• [GOAL OF THE EXERCISE] Return only the number of lines holding the word "ROAD".

'''

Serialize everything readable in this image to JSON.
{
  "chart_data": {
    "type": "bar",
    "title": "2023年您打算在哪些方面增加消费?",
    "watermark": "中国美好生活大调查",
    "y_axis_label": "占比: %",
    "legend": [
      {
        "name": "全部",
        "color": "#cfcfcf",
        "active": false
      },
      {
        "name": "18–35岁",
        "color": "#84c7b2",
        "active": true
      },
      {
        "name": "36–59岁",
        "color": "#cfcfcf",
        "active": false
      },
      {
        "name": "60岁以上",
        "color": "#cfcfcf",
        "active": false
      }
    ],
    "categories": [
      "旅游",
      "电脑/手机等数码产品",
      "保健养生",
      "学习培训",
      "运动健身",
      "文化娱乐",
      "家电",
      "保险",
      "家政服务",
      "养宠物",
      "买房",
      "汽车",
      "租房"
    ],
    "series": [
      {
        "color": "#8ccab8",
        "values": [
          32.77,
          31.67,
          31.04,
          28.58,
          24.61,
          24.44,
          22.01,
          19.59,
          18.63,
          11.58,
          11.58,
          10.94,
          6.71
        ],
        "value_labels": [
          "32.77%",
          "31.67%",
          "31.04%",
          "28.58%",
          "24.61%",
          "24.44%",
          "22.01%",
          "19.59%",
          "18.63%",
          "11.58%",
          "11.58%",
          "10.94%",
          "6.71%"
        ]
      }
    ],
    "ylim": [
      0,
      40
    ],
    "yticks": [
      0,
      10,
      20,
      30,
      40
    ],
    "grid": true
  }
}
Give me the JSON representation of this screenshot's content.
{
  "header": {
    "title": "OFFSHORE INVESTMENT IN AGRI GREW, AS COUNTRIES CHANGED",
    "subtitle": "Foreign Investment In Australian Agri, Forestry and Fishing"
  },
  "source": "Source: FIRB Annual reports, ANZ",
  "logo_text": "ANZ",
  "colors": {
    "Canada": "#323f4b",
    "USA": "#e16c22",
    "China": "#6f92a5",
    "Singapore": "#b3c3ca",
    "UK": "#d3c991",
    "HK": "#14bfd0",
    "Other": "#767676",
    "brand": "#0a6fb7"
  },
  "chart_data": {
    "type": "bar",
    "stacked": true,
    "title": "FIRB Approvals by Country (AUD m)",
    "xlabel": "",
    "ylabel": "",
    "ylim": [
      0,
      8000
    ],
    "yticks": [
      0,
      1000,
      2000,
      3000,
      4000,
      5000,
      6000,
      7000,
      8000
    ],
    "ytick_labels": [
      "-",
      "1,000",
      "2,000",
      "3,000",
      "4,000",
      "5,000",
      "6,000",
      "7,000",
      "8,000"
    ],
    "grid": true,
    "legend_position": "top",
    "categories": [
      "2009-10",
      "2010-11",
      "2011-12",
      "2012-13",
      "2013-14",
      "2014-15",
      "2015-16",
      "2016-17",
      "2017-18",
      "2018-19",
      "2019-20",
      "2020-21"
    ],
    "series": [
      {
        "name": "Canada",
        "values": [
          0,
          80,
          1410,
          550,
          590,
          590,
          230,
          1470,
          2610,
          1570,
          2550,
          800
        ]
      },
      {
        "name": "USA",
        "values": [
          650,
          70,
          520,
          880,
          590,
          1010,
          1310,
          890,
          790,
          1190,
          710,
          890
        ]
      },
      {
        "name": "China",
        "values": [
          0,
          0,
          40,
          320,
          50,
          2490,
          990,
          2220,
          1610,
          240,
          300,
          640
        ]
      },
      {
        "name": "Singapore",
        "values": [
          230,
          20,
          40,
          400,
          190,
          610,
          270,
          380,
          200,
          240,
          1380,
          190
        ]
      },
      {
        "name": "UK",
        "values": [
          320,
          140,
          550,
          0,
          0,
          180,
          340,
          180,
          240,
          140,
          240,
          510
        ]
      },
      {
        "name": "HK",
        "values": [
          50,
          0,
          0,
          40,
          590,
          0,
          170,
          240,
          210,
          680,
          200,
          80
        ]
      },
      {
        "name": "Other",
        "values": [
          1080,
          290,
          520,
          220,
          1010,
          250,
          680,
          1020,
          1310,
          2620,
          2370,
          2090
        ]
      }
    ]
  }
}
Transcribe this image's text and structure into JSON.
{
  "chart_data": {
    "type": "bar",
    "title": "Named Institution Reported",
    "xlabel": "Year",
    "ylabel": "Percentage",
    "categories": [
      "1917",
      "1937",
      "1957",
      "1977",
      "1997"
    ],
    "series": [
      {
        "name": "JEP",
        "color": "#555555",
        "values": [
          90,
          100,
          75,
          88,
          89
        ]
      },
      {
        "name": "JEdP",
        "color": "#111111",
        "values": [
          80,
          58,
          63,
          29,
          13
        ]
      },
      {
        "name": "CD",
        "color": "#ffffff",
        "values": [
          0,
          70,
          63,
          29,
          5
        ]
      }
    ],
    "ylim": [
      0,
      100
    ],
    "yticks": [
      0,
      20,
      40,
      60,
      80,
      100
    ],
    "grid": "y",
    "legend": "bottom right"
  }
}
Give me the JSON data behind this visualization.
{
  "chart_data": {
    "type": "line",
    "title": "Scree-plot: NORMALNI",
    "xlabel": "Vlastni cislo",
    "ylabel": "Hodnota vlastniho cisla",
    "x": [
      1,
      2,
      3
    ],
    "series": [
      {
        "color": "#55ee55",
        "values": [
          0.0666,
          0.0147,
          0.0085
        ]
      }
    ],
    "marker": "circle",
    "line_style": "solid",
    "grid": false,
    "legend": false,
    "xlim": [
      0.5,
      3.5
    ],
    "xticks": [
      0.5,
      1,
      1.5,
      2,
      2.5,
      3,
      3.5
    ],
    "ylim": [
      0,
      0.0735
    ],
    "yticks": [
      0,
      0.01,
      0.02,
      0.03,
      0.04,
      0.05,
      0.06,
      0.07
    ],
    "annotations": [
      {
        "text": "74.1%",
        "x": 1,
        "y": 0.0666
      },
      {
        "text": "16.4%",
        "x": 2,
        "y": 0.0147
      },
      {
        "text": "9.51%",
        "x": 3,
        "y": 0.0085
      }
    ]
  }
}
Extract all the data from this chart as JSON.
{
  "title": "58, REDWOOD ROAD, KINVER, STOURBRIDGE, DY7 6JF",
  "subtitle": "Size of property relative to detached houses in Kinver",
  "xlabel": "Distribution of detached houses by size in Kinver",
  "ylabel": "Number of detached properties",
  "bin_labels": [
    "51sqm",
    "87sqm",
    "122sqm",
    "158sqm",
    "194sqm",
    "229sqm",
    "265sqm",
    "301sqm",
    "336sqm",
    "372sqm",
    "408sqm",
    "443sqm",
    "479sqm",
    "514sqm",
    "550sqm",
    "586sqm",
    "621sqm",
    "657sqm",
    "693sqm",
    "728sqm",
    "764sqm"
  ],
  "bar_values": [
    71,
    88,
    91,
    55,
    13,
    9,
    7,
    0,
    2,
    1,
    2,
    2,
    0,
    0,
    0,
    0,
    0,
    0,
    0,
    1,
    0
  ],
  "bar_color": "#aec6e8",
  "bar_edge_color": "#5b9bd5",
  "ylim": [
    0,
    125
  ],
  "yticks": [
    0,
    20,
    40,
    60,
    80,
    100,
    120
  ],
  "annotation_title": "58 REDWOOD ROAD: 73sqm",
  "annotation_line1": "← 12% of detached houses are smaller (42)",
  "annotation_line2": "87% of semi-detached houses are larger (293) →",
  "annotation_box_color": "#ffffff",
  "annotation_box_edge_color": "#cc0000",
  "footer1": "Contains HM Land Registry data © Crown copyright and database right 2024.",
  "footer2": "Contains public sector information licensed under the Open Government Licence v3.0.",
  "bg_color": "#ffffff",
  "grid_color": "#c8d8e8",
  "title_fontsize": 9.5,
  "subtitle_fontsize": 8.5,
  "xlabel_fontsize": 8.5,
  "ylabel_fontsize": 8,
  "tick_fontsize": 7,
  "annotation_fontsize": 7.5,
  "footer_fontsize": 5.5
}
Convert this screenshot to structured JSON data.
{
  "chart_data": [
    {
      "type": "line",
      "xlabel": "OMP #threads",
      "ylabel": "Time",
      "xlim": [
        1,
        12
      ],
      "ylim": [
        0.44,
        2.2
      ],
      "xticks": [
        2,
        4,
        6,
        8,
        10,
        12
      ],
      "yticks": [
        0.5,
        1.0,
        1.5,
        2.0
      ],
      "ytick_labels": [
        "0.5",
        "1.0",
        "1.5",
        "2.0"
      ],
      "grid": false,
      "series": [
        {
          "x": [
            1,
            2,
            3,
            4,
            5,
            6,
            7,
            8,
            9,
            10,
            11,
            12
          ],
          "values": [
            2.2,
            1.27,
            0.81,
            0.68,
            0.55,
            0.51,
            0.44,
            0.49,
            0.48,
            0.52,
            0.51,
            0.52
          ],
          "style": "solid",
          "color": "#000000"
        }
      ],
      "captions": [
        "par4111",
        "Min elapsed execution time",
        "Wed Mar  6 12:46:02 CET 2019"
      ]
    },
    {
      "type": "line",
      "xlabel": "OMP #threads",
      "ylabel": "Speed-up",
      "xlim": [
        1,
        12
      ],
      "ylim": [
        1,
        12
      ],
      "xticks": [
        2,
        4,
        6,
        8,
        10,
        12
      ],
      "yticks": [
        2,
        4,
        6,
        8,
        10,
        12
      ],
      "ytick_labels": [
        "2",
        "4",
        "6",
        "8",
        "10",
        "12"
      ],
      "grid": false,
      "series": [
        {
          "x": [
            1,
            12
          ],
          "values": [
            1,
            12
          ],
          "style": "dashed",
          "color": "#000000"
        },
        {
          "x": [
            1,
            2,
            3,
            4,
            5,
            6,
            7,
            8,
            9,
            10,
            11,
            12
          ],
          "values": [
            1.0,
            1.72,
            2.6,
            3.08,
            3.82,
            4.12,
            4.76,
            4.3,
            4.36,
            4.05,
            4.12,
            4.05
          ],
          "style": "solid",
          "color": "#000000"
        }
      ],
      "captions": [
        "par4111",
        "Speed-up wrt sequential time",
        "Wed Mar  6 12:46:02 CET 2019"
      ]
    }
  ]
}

'''

• [SOLUTION] 2